- [ABOUT THIS TASK]
How many lines in the data below contain the string "diagnostic"? State that number only.

Extracted data entries:
____
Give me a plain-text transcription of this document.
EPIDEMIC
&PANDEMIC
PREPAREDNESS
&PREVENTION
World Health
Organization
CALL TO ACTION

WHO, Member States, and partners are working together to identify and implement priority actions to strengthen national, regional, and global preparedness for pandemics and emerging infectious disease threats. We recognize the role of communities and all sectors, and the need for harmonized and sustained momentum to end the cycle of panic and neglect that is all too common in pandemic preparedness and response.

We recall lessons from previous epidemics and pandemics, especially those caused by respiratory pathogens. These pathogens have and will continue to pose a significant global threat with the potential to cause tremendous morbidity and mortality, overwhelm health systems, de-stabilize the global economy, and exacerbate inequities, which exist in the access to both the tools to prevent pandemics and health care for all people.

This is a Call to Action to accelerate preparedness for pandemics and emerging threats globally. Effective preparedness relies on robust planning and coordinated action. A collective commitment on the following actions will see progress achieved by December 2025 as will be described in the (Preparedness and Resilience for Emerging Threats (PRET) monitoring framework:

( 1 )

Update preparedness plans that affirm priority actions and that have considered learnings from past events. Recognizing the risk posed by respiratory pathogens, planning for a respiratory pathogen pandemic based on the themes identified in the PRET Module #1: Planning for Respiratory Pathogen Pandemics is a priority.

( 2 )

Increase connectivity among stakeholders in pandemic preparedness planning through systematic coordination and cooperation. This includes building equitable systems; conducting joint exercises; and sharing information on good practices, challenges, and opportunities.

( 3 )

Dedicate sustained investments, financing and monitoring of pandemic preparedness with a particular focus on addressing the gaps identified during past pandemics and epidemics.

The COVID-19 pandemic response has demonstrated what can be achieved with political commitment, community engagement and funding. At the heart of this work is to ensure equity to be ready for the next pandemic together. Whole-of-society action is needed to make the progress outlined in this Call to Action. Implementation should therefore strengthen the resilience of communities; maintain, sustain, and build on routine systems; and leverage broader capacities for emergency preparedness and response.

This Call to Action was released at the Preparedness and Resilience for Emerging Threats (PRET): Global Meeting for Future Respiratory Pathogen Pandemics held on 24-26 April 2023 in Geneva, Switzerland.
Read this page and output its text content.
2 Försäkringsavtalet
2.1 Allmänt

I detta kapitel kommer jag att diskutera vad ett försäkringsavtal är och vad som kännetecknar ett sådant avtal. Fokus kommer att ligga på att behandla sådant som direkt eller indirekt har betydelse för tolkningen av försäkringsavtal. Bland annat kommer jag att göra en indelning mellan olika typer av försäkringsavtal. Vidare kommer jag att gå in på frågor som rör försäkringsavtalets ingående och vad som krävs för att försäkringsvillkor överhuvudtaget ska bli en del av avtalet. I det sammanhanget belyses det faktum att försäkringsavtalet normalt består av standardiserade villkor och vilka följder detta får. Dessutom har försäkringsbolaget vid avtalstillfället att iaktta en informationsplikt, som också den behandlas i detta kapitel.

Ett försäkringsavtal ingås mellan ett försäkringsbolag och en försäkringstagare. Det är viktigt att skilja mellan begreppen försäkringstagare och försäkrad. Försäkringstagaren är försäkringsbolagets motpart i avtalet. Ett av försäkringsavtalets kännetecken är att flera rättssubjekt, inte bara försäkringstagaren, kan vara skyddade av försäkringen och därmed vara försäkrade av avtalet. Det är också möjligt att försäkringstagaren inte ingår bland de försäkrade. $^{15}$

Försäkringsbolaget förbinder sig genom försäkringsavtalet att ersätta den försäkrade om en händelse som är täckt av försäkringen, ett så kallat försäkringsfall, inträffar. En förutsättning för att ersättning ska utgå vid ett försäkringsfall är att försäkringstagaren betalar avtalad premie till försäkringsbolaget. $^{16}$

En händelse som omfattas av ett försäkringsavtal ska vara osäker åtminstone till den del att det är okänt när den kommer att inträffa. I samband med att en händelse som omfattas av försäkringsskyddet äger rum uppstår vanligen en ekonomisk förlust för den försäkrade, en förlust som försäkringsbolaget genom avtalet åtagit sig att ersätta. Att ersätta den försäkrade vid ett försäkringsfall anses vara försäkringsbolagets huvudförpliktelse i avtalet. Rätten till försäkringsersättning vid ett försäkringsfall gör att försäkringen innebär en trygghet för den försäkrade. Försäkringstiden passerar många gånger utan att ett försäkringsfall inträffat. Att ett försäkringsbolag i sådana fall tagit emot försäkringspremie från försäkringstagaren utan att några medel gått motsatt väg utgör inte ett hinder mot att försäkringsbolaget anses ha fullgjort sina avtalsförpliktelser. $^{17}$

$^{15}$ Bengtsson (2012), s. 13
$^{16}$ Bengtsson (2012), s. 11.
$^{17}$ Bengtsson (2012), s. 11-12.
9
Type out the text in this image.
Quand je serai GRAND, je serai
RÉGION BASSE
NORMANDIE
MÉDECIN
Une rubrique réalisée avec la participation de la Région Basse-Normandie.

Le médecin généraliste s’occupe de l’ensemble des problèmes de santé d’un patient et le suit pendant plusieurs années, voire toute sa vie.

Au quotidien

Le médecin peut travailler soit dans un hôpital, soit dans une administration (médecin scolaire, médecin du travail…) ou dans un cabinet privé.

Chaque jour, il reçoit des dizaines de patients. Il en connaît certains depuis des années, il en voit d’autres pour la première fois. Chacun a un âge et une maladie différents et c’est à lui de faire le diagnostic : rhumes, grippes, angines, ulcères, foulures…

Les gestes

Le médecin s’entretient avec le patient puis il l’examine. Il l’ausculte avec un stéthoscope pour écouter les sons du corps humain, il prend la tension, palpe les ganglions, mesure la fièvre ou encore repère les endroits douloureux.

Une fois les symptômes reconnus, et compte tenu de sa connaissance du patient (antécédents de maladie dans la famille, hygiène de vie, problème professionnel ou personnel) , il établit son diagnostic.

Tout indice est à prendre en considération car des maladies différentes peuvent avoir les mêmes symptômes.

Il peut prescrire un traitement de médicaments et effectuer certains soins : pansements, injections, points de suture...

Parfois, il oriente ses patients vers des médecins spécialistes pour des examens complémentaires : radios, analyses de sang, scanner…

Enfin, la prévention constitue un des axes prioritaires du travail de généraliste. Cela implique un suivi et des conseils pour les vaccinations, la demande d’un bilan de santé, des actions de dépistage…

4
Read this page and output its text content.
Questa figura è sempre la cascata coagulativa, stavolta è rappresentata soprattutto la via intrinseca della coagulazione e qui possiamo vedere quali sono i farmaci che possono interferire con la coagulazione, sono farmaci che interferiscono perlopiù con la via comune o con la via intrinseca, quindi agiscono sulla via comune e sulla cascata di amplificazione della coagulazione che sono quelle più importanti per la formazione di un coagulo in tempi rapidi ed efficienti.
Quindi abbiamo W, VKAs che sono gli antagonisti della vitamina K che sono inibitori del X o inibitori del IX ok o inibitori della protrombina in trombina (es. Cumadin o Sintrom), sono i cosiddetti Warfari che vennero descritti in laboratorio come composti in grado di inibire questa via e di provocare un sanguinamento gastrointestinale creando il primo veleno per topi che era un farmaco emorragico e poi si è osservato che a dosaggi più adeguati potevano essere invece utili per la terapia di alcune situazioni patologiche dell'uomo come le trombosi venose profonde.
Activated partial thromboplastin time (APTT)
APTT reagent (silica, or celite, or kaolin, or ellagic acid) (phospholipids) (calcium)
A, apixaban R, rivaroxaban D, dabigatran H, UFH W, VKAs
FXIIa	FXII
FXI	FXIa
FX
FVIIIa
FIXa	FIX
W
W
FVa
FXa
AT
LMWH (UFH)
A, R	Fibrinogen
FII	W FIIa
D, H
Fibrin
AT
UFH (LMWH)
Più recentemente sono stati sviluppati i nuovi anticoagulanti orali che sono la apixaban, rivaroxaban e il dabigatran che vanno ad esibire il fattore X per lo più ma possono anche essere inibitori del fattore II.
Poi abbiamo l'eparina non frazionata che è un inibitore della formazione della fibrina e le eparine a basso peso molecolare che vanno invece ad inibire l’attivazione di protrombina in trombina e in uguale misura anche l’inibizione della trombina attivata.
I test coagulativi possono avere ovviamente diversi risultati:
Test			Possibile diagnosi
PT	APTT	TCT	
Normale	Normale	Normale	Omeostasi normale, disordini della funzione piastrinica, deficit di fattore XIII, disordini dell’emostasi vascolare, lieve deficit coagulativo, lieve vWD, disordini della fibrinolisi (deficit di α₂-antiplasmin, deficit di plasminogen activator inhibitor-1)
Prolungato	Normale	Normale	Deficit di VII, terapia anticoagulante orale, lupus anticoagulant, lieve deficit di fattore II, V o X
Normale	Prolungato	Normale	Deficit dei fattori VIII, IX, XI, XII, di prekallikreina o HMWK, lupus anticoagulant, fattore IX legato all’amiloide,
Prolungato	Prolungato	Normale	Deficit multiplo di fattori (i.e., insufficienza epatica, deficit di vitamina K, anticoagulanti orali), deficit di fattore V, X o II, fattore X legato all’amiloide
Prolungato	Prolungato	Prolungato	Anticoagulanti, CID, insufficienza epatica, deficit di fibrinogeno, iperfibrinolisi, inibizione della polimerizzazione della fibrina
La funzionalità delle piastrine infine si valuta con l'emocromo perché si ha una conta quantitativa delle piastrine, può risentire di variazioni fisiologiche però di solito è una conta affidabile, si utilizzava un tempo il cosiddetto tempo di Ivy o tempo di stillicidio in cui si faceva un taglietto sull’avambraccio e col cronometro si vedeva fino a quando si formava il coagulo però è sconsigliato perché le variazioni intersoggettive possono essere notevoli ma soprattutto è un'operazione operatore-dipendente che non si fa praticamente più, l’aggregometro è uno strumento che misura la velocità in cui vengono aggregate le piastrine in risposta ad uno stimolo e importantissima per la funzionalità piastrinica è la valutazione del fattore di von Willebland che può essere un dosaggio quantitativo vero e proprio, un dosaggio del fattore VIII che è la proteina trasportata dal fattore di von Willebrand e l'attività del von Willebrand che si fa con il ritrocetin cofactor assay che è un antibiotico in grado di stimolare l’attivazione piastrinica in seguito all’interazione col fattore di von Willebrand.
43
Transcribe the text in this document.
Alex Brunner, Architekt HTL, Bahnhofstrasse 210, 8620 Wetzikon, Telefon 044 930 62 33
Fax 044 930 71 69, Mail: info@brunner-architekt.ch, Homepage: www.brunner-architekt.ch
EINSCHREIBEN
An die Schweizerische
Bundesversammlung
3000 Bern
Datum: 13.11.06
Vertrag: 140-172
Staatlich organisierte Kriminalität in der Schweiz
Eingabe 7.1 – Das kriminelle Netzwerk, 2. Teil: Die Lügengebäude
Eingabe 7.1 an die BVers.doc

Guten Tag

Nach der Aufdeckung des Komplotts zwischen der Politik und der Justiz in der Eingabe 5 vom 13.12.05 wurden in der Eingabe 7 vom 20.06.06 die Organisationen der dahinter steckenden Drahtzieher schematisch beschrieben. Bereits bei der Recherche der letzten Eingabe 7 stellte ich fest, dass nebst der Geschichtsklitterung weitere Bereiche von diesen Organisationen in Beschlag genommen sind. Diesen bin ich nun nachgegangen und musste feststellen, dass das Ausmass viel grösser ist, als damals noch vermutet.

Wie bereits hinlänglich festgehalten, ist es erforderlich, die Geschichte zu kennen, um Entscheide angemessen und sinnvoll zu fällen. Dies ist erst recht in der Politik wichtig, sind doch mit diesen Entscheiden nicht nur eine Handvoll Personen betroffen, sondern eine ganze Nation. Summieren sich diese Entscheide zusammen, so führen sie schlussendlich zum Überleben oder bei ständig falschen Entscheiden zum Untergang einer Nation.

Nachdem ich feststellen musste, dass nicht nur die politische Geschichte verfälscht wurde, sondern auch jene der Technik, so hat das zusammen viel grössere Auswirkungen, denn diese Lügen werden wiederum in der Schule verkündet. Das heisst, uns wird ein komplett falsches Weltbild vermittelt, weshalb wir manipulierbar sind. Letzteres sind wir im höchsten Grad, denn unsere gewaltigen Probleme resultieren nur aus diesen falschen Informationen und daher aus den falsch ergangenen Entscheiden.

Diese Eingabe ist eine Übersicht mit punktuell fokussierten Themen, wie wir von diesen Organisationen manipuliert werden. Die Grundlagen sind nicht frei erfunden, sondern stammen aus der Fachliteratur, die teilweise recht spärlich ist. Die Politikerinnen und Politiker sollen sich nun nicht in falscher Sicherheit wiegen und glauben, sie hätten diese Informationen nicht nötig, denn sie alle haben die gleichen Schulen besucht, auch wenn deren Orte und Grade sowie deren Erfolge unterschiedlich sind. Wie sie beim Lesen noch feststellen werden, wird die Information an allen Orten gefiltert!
____
- [SOLUTION TO THIS PROBLEM]
2